» **Passage to read**

Re: [PATCH v4 2/12] bpf: introduce BPF token object

[Date Prev][Date Next][Thread Prev][Thread Next][Date Index][Thread Index]

 



On Wed, Sep 13, 2023 at 2:46 PM Paul Moore <paul@xxxxxxxxxxxxxx> wrote:
>
> On Sep 12, 2023 Andrii Nakryiko <andrii.nakryiko@xxxxxxxxx> wrote:
> >
> > Add new kind of BPF kernel object, BPF token. BPF token is meant to
> > allow delegating privileged BPF functionality, like loading a BPF
> > program or creating a BPF map, from privileged process to a *trusted*
> > unprivileged process, all while have a good amount of control over which
> > privileged operations could be performed using provided BPF token.

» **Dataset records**
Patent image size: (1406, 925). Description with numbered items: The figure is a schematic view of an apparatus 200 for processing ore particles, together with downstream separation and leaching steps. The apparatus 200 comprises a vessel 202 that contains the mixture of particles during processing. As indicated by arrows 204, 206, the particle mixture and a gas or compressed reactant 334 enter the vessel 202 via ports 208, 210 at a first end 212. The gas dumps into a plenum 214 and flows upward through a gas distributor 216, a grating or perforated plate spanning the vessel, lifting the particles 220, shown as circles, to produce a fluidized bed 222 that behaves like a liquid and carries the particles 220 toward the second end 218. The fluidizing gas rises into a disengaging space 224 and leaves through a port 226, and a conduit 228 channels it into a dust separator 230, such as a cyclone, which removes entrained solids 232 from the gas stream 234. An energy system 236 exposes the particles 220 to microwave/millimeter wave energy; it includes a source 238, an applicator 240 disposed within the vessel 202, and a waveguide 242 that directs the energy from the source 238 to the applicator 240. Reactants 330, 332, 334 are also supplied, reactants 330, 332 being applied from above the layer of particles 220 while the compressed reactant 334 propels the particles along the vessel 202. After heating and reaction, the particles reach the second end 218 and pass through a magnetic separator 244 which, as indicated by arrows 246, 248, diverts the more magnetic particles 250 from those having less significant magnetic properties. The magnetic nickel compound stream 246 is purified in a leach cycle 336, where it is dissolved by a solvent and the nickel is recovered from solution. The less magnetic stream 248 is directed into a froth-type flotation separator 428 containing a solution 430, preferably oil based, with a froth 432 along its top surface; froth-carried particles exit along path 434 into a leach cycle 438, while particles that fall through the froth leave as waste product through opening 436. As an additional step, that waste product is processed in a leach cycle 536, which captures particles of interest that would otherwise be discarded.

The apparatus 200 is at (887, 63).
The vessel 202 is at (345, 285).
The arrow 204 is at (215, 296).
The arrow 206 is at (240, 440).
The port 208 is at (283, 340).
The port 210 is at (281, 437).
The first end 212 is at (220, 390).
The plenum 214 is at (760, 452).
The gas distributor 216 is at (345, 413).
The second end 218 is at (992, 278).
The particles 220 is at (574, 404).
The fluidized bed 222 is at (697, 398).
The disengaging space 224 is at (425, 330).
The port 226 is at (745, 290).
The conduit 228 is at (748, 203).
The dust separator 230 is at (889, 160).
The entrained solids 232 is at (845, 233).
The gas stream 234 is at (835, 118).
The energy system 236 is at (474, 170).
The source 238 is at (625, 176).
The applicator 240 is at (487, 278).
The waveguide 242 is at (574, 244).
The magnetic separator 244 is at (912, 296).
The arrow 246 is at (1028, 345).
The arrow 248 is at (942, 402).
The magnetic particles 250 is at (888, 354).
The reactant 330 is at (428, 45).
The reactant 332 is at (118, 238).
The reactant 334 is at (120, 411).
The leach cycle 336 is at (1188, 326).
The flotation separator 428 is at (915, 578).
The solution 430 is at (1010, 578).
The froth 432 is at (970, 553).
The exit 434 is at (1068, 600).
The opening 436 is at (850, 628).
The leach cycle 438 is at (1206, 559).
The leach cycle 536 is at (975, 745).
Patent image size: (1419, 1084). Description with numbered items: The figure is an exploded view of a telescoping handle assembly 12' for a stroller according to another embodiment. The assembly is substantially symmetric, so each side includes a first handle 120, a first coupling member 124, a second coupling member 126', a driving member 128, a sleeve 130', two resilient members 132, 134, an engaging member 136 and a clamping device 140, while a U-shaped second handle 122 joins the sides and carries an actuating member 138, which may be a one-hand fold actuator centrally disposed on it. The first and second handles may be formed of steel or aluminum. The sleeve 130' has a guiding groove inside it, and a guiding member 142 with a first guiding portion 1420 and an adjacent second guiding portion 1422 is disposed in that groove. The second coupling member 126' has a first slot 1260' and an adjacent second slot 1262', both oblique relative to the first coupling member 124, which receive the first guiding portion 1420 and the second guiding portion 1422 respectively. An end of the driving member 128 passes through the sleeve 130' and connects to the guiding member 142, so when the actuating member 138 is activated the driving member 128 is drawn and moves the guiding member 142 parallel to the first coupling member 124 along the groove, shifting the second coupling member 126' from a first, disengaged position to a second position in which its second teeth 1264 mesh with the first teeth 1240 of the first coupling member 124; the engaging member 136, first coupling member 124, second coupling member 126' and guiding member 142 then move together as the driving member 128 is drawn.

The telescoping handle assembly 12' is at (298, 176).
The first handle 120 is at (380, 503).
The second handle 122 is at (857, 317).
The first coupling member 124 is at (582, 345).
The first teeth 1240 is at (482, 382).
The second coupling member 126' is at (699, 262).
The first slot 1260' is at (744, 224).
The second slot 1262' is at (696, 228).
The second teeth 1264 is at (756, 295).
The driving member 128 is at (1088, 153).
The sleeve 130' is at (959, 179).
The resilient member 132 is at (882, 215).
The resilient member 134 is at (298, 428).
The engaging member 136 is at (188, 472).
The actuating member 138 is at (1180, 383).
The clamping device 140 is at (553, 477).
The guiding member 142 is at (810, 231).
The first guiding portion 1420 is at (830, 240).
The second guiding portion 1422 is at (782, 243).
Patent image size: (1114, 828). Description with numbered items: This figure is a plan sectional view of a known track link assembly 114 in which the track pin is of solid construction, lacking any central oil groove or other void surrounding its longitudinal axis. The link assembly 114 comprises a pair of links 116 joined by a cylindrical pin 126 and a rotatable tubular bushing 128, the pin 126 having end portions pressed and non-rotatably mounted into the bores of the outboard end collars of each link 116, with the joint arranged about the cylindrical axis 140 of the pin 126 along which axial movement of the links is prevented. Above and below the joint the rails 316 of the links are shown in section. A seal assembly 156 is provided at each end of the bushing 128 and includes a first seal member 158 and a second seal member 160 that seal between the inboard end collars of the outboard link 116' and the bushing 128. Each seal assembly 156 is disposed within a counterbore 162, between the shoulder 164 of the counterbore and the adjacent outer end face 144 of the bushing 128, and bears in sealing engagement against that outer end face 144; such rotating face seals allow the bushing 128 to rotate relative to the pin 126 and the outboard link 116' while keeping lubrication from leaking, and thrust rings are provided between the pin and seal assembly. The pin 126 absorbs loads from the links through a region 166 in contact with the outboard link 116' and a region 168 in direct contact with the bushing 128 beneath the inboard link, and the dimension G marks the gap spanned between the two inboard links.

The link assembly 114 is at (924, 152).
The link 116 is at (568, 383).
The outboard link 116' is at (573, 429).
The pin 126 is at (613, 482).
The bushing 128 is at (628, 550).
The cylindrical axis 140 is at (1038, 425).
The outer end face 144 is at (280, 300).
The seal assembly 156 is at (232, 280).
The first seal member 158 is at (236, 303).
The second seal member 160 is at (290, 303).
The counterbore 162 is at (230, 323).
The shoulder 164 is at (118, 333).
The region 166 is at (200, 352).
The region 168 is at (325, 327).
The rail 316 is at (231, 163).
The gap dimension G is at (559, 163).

» **List of tasks**
**A.** How would you translate the sentence "Add new kind of BPF kernel object, BPF token." from the BPF token email into Spanish?
**B.** Can you write what comes next in the BPF token email, picking up after its final sentence?

» **Written responses**
**A.** Añadir un nuevo tipo de objeto del kernel BPF, el token BPF.

**B.**
> >
> > This is achieved through mounting BPF FS instance with extra delegation
> > mount options, which determine what operations are delegatable, and also
> > constraining it to the owning user namespace (as mentioned in the
> > previous patch).
> >
> > BPF token itself is just a derivative from BPF FS and can be created
> > through a new bpf() syscall command, BPF_TOKEN_CREAT, which accepts
> > a path specification (using the usual fd + string path combo) to a BPF
> > FS mount. Currently, BPF token "inherits" delegated command, map types,
> > prog type, and attach type bit sets from BPF FS as is. In the future,
> > having an BPF token as a separate object with its own FD, we can allow
> > to further restrict BPF token's allowable set of things either at the creation
> > time or after the fact, allowing the process to guard itself further
> > from, e.g., unintentionally trying to load undesired kind of BPF
> > programs. But for now we keep things simple and just copy bit sets as is.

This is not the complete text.